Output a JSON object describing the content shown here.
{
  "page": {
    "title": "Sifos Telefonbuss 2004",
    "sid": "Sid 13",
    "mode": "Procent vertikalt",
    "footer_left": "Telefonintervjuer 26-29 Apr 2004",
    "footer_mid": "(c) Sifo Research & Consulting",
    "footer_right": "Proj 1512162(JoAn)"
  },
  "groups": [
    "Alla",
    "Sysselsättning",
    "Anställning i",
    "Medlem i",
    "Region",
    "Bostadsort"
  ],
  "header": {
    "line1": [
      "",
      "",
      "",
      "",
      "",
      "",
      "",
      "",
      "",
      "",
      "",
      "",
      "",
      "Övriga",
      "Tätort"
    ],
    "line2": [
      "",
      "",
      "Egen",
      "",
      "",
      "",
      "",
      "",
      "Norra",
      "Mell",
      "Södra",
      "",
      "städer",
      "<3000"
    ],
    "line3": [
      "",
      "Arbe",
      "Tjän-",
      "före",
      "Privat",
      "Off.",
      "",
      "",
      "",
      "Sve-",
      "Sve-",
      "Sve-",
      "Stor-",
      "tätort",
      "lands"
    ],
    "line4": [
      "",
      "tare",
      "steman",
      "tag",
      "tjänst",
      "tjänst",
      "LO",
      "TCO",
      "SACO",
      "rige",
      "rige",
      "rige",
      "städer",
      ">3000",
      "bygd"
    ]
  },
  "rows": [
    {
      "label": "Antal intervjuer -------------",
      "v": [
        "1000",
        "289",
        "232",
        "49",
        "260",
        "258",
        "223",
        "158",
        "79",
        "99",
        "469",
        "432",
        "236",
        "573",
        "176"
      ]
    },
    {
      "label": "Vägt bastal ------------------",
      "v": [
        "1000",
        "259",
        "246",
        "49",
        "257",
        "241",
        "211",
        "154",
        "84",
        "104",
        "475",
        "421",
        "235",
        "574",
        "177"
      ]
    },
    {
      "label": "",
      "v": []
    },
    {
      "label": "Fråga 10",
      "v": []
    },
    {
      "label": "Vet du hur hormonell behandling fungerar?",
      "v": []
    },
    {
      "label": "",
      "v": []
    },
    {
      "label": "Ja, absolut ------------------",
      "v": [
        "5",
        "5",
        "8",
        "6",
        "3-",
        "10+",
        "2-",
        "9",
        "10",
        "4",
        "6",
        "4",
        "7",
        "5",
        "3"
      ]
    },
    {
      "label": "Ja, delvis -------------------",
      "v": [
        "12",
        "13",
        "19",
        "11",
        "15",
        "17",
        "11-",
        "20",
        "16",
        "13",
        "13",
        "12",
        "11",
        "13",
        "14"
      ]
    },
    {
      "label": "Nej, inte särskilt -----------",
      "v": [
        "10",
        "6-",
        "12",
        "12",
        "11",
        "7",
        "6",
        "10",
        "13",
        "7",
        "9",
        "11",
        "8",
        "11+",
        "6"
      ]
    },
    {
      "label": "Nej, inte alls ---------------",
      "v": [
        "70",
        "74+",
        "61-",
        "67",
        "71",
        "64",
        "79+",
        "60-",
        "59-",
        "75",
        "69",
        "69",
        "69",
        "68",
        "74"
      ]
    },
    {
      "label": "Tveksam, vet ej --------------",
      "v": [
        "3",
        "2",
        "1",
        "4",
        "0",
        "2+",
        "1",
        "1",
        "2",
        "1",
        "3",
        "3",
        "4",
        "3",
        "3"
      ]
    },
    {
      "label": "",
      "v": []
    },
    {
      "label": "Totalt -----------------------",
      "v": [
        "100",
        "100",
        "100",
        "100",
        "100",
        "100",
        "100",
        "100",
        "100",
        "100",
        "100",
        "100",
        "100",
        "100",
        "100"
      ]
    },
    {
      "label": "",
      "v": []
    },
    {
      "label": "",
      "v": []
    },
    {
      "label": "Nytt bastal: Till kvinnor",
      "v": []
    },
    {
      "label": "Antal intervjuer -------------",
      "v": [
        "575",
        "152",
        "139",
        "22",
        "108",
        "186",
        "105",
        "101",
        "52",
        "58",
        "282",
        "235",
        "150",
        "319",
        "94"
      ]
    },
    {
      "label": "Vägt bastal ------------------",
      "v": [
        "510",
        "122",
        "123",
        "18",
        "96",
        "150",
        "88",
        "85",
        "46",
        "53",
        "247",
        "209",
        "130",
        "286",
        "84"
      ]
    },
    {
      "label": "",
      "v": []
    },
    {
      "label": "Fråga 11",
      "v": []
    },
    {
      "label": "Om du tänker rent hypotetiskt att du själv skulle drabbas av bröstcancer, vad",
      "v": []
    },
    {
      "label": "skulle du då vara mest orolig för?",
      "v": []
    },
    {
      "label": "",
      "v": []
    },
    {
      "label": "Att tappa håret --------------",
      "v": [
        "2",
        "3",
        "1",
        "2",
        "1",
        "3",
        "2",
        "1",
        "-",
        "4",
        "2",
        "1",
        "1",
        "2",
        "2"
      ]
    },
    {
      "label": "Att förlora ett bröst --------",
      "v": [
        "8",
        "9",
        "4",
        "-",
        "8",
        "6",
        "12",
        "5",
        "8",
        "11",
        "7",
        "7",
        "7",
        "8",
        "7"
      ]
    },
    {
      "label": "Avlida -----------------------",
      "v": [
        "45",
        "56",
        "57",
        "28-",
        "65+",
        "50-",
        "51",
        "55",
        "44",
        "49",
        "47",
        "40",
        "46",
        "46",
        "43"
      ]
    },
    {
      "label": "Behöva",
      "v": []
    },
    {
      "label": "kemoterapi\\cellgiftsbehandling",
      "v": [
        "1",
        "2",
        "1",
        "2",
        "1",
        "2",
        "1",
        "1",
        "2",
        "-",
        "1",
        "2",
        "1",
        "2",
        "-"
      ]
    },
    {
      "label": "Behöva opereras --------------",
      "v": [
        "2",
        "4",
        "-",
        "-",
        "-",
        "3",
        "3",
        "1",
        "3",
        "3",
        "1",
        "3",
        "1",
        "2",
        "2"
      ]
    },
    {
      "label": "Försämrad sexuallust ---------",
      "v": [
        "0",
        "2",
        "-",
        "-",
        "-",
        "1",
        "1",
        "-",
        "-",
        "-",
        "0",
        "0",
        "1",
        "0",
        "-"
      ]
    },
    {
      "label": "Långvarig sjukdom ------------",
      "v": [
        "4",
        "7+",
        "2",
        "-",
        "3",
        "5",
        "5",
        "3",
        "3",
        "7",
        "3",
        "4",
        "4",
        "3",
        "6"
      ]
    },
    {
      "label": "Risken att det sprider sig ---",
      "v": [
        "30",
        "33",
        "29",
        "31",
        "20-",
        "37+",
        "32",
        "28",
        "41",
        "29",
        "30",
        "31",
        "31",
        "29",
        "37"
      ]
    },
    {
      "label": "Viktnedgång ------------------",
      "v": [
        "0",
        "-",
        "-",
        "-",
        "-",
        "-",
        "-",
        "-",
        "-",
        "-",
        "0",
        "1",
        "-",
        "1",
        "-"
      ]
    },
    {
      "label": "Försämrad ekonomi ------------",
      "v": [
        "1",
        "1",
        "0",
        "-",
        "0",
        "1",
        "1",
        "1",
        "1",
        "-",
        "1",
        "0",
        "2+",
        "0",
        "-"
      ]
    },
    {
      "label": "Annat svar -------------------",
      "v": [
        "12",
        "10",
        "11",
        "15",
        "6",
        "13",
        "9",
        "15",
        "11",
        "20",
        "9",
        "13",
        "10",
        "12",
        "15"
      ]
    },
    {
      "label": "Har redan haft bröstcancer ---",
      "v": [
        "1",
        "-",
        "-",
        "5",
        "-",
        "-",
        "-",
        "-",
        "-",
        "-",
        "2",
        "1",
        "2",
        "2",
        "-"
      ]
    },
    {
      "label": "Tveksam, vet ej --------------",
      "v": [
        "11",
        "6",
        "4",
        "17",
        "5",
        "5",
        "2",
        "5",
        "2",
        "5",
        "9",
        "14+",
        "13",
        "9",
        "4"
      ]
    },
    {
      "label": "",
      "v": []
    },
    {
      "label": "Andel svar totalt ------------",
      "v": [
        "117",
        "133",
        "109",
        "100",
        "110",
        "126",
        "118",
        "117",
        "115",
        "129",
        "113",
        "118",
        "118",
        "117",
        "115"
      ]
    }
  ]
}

● **Requirements**
From the entries above, copy every line containing the word "svar".

● **Expected answer**
      "label": "Annat svar -------------------",
      "label": "Andel svar totalt ------------",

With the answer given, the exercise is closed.